» **Zu erledigende Schritte**
1. Erklären Sie anhand der Kritik zum Saarbrücker «Tatort», weshalb der Neueinstieg des Ermittlerteams dort als kein schlechtes Omen gilt. Antworten Sie in ein bis drei Sätzen.
2. Führen Sie die Kritik zum Saarbrücker «Tatort» im Anschluss an ihren letzten Satz weiter.

─── Lesetext

Die Kritiker

«Tatort - Das fleißige Lieschen»

von   |  1 Kommentar

Ein neues Team beweist sich im neuen «Tatort - Das fleißige Lieschen» aus Saarbrücken in einem stimmungsvoll-ruhigen Krimidrama mit erzählerisch bemerkenswerten Ausmaßen.

Hinter den Kulissen

  • Regie: Christian Theede
  • Drehbuch: Hendrik Hölzemann
  • Cast: Vladimir Burlakov, Daniel Sträßer, Brigitte Urhausen, Ines Marie Westernströer, Anna Böttcher, Dieter Schaad
  • Produktion: Martin Hofmann
  • Kamera: Simon Schmejkal
  • Musik: Dominik Giesriegl
  • Schnitt: Martin Rahner
Adam Schürk (Daniel Sträßer) und Leo Hölzer (Vladimir Burlokov) kennen sich aus Kindertagen und haben sich seit über 15 Jahren nicht mehr gesehen. Fortan sollen beide gemeinsam Morde und Verbrechen aufdecken. In ihrem ersten Fall wurde der jüngere von zwei Brüdern ermordet, der in naher Zukunft ein Familienunternehmen übernehmen sollte. Schnell wird klar, dass die Hintergründe, die zum Mord führten, weit in die Vergangenheit zurückreichen. Bereits der Vater der beiden Brüder ist unter mysteriösen Umständen ums Leben gekommen. Während des Zweiten Weltkrieges beschäftigte die Firma – wie so viele damals – Zwangsarbeiter. Liegen hier die Ursachen für die aktuellen Ereignisse? Schnell kämpfen die Kommissare an zwei Fronten: Zum einen, der ihrer eigenen Vergangenheit, die es in sich hat. Und zum anderen der der einflussreichen Saarbrücker Familie. Beide haben konträre Ansichten darüber, wie man sich dem Fall nähern sollte…

Feuerprobe für das neue «Tatort»-Ermittlerteam aus Saarbrücken: Adam und Leo, zwei Kommissare mit dunkler, gemeinsamer Vergangenheit, sollen fortan in regelmäßigen Abständen das riesige Arsenal bereits bestehender Teams um ihre eigenen Fälle ergänzen. Es ist das bisher jüngste, bestehend aus Daniel Sträßer («Exil»), Jahrgang 1987, und Vladimir Burlakov («Iron Sky: The Coming Race»), ebenfalls Jahrgang 1987 und darstellerisch ambitionierteste. Die Einführung der Schürk-Hölzer-Combo gerät bemerkenswert persönlich. Die beiden Männer kennen sich seit Kindertagen, haben sich allerdings durch einen privaten Vorfall aus den Augen verloren. Worin genau die Spannungen zwischen den sich eigentlich sehr wohlgesonnenen Freunden bestehen, damit rückt Drehbuchautor Hendrik Hölzemann («Gleißendes Glück») nicht sofort heraus. Er wirft dem Publikum Brotkrumen hin, die neugierig machen. Neugierig auf die nächste «Tatort»-Episode aus Saarbrücken; kein schlechtes Omen für einen Neueinstieg.

──────
─── Erfasste Daten

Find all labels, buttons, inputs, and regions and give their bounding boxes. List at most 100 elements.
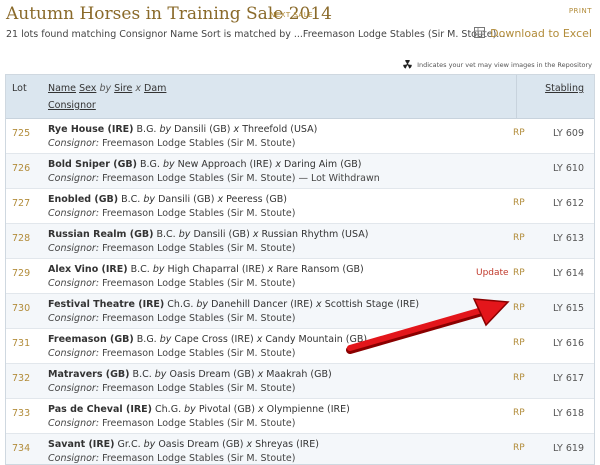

──────

» **Lösungen**
1. Drehbuchautor Hendrik Hölzemann verrät nicht sofort, worin die Spannungen zwischen Adam und Leo bestehen, sondern wirft dem Publikum Brotkrumen hin. Diese machen neugierig auf die nächste «Tatort»-Episode aus Saarbrücken.

2.
Wenngleich sich in den ersten Minuten ankündigt, der «Tatort - Das fleißige Lieschen» setze die privaten Umstände der Ermittler ein wenig zu sehr ins Zentrum des Sonntagabendkrimis, wird schnell eines Besseren belehrt. Die Macher besitzen ein gutes Händchen dafür, die verschiedenen Handlungsstränge stimmig zusammenzuführen. Dazu gehört die Hintergrundgeschichte der Ermittler ebenso wie ein Ermittlungsverfahren gegen Leo, der sich im Dienst geweigert hatte, an entscheidender Stelle von der Schusswaffe Gebrauch zu machen und sich damit nach Ansicht des Disziplinarbeamten wegen unterlassener Amtshilfe schuldig gemacht hat. Und nicht zuletzt ist da natürlich auch der Kriminalfall rund um den ermordeten Sohn einer (einfluss-)reichen Saarbrücker Dynastie. Die sich dahinter auftuenden Abgründe aus Erniedrigung, Geld- und Machtgier bilden den optimalen Boden für einen düsteren, eher als Drama, weniger als Krimi aufgezogenen «Tatort», der mit seinen Themen zu gleichen Teilen brandaktuell und zeitlos ist.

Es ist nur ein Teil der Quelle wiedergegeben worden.